→ Directive: Duplicate the lines of the material below, from its first line down to and including the line that contains "x-tick-label: 2000 <box>115 430 148 447</box>".

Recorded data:
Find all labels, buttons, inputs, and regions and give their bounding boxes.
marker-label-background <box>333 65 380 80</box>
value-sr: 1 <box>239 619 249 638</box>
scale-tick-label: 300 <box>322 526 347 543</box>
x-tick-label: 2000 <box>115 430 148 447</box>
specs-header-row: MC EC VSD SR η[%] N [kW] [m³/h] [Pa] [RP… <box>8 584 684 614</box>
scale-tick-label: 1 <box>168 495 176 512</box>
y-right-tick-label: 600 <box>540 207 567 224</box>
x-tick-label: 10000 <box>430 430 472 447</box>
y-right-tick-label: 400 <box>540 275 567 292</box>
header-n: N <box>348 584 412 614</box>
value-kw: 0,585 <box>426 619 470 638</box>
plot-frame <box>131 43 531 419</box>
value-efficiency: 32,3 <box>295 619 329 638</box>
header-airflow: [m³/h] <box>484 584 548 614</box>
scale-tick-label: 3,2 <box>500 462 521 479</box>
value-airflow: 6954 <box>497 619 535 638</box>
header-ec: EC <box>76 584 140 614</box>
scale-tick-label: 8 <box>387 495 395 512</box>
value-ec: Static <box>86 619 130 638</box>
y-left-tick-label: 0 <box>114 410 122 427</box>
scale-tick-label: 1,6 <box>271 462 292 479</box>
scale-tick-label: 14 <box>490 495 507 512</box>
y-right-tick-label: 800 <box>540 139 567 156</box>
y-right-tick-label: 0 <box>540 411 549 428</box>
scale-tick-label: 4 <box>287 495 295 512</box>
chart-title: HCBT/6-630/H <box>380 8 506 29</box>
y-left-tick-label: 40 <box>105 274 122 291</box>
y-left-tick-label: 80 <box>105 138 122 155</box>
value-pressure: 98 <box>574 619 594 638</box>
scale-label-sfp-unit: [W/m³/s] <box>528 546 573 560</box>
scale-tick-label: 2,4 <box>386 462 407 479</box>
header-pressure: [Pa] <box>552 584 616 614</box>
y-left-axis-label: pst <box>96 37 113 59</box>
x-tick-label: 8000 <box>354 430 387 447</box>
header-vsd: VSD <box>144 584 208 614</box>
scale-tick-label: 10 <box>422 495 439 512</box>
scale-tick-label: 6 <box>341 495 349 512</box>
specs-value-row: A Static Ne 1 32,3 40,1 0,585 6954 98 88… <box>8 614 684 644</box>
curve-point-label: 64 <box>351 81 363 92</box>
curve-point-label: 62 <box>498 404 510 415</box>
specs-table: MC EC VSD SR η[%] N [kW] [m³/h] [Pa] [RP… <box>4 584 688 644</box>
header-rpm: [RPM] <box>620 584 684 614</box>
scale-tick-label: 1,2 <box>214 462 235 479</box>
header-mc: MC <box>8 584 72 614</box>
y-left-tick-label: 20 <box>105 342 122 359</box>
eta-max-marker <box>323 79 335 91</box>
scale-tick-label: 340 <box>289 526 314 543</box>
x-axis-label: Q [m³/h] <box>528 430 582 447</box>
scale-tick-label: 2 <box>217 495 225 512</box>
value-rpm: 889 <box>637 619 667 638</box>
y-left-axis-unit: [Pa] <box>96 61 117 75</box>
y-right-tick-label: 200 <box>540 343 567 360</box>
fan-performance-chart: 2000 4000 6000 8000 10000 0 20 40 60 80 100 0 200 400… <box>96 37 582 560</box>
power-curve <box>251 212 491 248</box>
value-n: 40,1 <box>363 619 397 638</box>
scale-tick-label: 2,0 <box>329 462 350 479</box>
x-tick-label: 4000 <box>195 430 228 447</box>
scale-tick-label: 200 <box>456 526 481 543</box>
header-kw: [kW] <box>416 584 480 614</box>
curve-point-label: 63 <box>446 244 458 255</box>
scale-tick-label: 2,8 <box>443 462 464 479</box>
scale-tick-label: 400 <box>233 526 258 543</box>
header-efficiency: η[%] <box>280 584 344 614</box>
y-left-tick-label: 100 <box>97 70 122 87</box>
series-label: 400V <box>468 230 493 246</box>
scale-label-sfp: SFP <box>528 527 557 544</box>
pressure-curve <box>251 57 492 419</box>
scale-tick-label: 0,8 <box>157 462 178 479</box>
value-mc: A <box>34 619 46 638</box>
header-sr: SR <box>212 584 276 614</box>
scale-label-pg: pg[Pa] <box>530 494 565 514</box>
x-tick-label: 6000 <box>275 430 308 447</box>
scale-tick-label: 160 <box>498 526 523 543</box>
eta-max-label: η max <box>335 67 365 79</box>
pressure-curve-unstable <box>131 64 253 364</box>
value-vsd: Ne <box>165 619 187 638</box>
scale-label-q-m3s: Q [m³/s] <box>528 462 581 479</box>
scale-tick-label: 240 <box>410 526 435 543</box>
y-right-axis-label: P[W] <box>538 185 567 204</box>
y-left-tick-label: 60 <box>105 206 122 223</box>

→ Response to this task:
Find all labels, buttons, inputs, and regions and give their bounding boxes.
marker-label-background <box>333 65 380 80</box>
value-sr: 1 <box>239 619 249 638</box>
scale-tick-label: 300 <box>322 526 347 543</box>
x-tick-label: 2000 <box>115 430 148 447</box>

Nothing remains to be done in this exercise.